▶ _Collected data entries_:
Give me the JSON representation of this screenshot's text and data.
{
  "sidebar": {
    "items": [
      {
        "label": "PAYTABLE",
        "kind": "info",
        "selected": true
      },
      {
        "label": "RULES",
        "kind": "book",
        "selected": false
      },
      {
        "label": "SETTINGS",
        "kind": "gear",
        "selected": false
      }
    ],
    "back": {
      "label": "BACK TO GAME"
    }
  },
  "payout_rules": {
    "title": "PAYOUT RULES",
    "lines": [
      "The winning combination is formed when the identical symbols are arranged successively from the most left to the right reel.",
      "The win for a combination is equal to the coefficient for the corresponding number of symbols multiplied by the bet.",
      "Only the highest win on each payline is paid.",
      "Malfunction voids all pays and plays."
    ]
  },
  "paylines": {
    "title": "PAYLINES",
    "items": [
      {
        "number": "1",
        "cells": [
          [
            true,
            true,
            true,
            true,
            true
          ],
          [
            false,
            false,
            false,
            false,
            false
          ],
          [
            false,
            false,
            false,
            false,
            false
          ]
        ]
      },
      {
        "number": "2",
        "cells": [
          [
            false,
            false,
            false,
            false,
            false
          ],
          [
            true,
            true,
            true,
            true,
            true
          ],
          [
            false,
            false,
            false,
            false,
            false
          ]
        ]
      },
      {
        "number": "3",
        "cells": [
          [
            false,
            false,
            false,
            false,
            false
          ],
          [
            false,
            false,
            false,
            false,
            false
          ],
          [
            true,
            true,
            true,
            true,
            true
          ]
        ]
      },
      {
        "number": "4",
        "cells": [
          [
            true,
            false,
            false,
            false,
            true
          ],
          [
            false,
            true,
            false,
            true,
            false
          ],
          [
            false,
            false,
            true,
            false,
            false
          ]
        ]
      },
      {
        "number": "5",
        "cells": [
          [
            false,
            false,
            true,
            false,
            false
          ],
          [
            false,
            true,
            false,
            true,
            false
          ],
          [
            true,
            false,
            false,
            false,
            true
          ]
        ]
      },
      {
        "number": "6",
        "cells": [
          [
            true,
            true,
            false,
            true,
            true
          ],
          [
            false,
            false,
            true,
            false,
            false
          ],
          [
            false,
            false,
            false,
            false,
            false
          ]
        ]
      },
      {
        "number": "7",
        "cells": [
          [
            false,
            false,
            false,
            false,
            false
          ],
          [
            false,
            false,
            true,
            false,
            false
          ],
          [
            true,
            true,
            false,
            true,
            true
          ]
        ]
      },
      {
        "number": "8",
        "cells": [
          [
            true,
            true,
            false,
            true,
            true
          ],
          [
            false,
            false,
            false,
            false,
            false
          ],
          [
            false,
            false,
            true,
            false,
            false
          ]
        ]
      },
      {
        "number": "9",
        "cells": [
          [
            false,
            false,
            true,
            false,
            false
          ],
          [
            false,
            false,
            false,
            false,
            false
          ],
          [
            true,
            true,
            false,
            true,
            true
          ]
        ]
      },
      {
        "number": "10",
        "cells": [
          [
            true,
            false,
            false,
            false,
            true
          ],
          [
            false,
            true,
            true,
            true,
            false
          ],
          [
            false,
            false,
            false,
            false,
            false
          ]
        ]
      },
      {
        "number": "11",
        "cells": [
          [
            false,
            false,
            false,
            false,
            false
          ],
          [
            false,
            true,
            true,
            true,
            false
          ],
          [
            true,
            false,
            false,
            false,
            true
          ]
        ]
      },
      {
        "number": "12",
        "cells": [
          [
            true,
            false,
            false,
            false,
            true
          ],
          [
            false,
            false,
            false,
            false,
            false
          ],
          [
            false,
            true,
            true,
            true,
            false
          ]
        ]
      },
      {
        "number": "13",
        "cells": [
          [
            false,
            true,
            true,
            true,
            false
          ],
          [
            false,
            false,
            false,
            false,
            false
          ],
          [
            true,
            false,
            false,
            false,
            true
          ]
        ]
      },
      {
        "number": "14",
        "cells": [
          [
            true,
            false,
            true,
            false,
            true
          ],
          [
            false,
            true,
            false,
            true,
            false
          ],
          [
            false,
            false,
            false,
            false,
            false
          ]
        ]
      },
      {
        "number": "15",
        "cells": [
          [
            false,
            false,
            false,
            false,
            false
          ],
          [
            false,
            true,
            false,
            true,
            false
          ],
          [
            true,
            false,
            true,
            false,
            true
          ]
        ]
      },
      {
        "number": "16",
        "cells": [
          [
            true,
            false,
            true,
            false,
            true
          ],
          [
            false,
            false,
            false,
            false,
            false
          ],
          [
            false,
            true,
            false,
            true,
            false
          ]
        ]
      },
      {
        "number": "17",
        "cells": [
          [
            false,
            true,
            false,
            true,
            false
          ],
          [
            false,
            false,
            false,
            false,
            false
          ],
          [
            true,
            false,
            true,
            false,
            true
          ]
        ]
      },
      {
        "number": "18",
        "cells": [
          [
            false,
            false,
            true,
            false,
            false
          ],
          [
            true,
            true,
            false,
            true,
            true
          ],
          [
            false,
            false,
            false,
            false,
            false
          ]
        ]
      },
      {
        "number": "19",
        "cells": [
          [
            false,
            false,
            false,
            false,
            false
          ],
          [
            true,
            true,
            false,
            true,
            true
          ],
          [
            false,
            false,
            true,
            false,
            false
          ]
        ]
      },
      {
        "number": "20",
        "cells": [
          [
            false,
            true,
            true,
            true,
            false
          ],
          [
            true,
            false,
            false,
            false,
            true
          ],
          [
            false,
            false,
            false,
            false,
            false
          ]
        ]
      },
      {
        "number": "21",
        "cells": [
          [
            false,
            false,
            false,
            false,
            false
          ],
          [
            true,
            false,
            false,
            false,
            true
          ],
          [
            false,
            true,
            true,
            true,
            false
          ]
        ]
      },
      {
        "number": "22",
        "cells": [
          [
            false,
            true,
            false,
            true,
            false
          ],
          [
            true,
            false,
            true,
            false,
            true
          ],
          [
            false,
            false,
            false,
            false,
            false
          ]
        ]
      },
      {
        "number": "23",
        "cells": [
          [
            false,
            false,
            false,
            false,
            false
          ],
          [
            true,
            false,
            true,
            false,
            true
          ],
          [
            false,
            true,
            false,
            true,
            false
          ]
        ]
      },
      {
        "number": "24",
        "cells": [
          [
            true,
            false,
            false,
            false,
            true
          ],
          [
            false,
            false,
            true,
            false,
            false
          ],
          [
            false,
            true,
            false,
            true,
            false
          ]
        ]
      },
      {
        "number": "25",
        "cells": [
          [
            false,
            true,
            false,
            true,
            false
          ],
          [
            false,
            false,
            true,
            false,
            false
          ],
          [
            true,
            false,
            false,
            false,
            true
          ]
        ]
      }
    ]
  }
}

▶ _INSTRUCTIONS TO FOLLOW_: Only lines with "label" are wanted here; list each of them.

▶ _EXERCISE OUTPUT_:
        "label": "PAYTABLE",
        "label": "RULES",
        "label": "SETTINGS",
      "label": "BACK TO GAME"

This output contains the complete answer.